## [Brano da leggere]
——————————

La poesia è per tutti: persone colte o meno, giovani o vecchi… Perché il suo linguaggio è universale. Il parere del poeta Davide Rondoni.

 

I giovani amano la poesia? Lo abbiamo chiesto al poeta Davide Rondoni.

Msa. Rondoni, ai giovani di oggi interessa ancora la poesia?
Rondoni. 
Tolga quell’«ancora». Interessa, sì e sempre. Quell’ancora così diffuso è tendenzioso ed è segno di una mentalità scolastica libresca. Ogni volta che si parla in modo vivo e vero di poesia, i ragazzi ti ascoltano incantati.

Che cosa trovano nella poesia?
Quello che trova l’uomo di sempre. Le parole accese, più profonde e adeguate al livello vero dell’esperienza e dell’esistenza rispetto alle tante chiacchiere e parole che oggi si scambiano facilmente. Trovano una voce che dice la vita a livello più profondo. Perché la poesia è arte della parola. E oggi, paradossalmente, mentre le aziende più ricche del mondo hanno fatto e fanno i soldi con le parole (vedi Amazon, Facebook, ecc.), gli insegnanti della parola (cioè le facoltà umanistiche, i professori…) hanno ucciso il tesoro che avevano tra le mani, che è, appunto, il bene della parola, per cui hanno reso scolastica la letteratura, banale la bellezza. E l’hanno fatto in un momento in cui il mondo ci stava dicendo che l’uomo è un essere di parola.

——————————

## [Dati archiviati]
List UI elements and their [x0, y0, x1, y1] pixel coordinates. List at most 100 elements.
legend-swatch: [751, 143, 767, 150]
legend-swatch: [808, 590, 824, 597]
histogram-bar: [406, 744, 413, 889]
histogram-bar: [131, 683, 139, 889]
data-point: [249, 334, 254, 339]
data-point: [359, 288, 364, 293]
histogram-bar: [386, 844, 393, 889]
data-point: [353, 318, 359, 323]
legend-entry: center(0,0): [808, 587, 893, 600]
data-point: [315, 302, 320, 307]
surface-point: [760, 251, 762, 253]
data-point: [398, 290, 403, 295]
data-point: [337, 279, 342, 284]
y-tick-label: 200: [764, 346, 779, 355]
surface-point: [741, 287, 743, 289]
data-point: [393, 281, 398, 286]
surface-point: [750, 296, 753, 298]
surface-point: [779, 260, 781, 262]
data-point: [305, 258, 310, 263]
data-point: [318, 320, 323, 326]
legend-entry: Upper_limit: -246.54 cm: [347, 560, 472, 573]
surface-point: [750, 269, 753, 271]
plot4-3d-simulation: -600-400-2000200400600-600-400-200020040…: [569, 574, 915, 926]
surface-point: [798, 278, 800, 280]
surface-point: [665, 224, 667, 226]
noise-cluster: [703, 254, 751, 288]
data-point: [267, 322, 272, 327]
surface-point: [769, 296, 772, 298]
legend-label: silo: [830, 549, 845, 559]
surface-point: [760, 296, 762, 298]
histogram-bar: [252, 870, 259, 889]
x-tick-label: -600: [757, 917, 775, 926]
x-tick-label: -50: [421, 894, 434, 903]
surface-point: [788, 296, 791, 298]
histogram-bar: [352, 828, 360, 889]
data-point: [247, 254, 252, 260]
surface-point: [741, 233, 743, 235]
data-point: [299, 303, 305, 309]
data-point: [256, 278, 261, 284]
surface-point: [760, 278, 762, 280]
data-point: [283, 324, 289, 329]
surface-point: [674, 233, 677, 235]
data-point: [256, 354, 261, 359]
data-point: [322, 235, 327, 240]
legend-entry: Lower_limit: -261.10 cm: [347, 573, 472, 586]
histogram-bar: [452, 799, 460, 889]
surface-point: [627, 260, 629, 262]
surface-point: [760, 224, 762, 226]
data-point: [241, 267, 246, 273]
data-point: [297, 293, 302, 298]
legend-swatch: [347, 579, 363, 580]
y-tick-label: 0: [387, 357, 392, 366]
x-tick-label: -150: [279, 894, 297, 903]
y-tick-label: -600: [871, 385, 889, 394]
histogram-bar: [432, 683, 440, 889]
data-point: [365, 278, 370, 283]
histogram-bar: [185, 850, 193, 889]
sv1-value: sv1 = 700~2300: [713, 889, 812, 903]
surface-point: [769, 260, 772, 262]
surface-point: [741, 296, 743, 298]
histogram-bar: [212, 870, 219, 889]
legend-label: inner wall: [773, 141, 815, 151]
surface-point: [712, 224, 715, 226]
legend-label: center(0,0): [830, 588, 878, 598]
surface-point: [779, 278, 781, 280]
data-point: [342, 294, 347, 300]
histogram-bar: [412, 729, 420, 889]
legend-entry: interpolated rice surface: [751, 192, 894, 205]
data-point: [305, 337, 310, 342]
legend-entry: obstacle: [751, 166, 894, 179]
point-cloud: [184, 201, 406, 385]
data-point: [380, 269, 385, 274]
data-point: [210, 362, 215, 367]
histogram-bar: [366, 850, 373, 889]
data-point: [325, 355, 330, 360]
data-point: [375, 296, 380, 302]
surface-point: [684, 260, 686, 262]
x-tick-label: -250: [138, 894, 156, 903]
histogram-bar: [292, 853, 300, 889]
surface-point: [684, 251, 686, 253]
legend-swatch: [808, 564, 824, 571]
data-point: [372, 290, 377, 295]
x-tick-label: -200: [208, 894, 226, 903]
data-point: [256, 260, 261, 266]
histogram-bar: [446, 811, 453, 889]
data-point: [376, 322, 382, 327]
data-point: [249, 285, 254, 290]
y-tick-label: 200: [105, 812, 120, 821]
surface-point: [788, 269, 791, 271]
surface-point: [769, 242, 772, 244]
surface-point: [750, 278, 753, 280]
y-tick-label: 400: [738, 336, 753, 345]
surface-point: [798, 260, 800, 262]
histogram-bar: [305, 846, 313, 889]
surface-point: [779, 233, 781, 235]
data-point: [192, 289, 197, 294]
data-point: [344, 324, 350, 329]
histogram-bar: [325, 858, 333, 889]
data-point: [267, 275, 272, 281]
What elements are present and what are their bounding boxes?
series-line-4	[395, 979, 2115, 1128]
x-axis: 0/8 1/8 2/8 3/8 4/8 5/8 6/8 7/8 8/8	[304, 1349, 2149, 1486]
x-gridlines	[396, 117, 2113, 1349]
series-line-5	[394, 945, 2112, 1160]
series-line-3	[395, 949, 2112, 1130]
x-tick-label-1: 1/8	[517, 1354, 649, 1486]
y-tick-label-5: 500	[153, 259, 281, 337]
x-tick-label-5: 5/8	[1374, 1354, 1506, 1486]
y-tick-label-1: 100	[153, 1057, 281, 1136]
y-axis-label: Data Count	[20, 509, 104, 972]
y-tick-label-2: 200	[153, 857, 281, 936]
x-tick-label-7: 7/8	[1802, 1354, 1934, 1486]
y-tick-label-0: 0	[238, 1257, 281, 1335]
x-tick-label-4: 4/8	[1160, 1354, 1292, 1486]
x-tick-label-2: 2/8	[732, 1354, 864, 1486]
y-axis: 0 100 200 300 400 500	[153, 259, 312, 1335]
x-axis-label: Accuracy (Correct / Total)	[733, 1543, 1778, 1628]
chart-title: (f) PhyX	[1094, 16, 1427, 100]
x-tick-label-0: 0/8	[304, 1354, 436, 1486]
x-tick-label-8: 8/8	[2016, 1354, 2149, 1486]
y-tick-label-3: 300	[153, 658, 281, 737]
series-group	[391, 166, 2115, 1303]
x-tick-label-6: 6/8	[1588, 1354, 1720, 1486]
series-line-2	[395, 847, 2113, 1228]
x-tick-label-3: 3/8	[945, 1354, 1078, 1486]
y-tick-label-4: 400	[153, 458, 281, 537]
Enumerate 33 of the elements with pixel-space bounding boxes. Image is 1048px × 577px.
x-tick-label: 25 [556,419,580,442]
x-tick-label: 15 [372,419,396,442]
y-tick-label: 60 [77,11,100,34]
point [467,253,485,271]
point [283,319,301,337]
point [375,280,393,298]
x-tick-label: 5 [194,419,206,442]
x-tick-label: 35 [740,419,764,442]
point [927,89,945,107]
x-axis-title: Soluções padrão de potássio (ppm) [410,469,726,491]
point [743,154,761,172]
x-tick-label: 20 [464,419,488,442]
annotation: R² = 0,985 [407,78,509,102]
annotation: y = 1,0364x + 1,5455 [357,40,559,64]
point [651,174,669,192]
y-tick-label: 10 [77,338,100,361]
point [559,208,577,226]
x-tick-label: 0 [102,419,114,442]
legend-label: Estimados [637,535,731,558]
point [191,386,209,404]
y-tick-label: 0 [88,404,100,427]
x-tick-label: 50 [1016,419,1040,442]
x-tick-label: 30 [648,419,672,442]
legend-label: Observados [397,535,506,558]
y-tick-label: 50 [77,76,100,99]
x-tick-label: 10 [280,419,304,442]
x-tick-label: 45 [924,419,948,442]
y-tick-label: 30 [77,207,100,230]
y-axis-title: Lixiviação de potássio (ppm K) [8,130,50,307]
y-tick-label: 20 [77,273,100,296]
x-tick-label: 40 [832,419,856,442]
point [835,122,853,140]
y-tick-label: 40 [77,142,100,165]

——————————

## [Obiettivo del compito]
Prosegui l'intervista sui giovani e la poesia a partire dall'ultima frase riportata.

## [Soluzione esercizio]
Facciamo un passo indietro: che cos’è la poesia?
La poesia è un’arte e, come tutte le arti, richiede molto impegno e fatica, molta dedizione e talento. Tanto più in Italia, dove se provi a scrivere poesie ti ritrovi con Dante, Petrarca, Leopardi, Ungaretti, Luzi che ti guardano… Scrivere poesie in Italia è un po’ un azzardo. Ma, al di là di questo, la poesia è un’arte molto difficile che merita grande rispetto, perché la parola richiede attenzione. Riuscire a fare parole che siano armonizzate da un ritmo e diano senso profondo al nostro viaggiare nella vita, non è proprio facile. Poi, di parole che possono emozionare ce ne sono tante, però non è poesia. Anche perché la lingua italiana è così bella che fa venire in mente la poesia sempre.

Lei ha scritto un libro, L’allodola e il fuoco. Le 50 poesie che mi hanno acceso la vita (La nave di Teseo, 2017) per «suggerire» ai giovani un percorso di avvicinamento all’arte poetica. Senza voler fare classifiche, ci sono poeti che più di altri possono essere d’aiuto in tal senso?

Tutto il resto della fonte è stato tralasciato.